[Figure dataset records]
□ □ □ □
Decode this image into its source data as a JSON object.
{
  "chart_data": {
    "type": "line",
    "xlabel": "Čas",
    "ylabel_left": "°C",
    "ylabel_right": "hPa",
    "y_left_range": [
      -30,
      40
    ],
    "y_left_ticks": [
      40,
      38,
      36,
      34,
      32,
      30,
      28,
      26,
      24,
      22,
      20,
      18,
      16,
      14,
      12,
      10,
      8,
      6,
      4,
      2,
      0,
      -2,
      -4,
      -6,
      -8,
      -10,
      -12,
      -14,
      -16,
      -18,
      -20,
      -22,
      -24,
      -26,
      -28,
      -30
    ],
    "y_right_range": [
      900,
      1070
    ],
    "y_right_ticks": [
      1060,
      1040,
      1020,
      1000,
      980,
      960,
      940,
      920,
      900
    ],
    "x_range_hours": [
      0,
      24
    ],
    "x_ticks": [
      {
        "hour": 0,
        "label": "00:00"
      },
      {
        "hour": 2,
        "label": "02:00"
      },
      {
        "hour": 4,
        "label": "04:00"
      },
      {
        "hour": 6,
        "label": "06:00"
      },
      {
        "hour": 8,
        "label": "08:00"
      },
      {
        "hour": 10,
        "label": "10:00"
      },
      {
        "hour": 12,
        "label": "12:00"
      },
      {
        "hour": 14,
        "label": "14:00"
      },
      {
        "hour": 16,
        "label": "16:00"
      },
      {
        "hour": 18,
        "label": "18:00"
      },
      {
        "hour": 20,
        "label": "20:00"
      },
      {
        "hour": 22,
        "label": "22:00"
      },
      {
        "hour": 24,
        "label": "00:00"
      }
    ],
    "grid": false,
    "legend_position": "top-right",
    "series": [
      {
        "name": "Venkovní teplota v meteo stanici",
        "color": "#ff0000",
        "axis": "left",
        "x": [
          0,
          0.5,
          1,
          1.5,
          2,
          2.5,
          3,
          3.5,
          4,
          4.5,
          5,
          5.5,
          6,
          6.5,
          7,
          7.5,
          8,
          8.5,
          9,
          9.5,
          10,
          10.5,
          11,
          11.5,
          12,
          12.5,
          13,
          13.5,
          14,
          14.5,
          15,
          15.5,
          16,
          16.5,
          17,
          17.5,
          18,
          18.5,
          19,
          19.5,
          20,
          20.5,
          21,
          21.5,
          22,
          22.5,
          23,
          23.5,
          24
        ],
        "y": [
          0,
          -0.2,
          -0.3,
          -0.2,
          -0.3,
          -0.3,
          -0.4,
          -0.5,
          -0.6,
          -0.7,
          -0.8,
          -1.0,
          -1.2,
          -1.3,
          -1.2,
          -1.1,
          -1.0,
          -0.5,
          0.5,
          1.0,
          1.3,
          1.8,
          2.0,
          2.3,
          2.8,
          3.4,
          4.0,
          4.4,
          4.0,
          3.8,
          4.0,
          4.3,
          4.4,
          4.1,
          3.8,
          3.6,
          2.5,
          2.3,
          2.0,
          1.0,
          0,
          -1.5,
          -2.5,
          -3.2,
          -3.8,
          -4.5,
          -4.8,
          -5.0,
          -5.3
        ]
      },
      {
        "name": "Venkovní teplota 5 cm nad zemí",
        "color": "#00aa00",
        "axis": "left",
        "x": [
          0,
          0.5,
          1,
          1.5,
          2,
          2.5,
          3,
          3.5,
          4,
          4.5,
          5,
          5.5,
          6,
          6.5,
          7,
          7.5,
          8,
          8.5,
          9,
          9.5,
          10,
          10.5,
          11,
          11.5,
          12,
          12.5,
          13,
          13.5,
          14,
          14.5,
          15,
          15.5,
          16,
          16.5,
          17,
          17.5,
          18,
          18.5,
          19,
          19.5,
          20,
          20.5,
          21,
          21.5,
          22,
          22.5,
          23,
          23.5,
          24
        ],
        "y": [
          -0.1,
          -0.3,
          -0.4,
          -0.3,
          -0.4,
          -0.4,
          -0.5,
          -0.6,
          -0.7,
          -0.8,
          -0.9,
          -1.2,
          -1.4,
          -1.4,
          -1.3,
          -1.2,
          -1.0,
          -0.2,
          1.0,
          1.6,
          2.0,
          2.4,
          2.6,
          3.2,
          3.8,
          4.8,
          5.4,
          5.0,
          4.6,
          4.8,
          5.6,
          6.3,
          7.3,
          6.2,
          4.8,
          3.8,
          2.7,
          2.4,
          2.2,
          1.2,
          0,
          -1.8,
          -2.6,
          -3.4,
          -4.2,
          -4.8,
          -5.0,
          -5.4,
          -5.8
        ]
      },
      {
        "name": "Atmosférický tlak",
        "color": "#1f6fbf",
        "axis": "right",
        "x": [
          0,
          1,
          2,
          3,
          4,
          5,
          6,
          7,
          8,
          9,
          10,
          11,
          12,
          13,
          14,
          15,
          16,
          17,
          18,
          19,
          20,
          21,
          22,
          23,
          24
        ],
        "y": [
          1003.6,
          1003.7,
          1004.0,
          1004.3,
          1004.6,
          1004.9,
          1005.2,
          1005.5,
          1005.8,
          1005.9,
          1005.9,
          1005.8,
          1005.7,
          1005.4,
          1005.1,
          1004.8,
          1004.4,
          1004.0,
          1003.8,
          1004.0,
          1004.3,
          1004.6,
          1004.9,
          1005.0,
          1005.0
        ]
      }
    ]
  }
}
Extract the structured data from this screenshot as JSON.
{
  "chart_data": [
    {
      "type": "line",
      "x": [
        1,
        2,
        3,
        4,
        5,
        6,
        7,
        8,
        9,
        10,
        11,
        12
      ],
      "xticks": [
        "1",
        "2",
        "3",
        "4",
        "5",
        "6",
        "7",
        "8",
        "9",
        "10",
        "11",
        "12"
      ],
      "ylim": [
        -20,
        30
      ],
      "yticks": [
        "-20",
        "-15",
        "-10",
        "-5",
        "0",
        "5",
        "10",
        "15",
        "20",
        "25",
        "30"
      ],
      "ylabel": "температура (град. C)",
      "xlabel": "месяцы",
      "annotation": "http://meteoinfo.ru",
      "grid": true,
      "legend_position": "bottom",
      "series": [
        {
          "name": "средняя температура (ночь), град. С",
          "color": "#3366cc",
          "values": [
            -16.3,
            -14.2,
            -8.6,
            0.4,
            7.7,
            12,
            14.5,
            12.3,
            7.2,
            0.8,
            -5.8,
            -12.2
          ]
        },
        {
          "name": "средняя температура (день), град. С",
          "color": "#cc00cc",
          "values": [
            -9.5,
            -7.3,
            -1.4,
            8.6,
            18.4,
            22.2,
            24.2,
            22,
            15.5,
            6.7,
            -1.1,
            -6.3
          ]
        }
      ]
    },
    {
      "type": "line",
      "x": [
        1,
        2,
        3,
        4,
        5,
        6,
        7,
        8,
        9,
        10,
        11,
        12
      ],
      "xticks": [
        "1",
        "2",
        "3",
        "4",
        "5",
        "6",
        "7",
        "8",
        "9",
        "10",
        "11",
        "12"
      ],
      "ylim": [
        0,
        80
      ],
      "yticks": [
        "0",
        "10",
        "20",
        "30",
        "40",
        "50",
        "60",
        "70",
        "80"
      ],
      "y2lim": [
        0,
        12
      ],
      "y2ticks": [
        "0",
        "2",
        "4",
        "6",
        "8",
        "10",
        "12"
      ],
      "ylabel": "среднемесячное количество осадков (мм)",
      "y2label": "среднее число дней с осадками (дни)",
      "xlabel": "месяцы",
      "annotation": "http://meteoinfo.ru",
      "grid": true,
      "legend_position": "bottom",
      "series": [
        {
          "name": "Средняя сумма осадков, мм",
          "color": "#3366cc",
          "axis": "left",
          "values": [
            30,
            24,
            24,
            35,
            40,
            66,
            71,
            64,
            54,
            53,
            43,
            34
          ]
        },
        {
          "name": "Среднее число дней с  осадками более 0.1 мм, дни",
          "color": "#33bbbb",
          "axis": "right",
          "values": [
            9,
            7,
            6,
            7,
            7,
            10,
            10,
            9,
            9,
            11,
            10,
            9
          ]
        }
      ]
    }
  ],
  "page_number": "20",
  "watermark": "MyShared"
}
□ □ □ □
Select every line of the material above holding the word "температура" and copy it.

Task response
      "ylabel": "температура (град. C)",
          "name": "средняя температура (ночь), град. С",
          "name": "средняя температура (день), град. С",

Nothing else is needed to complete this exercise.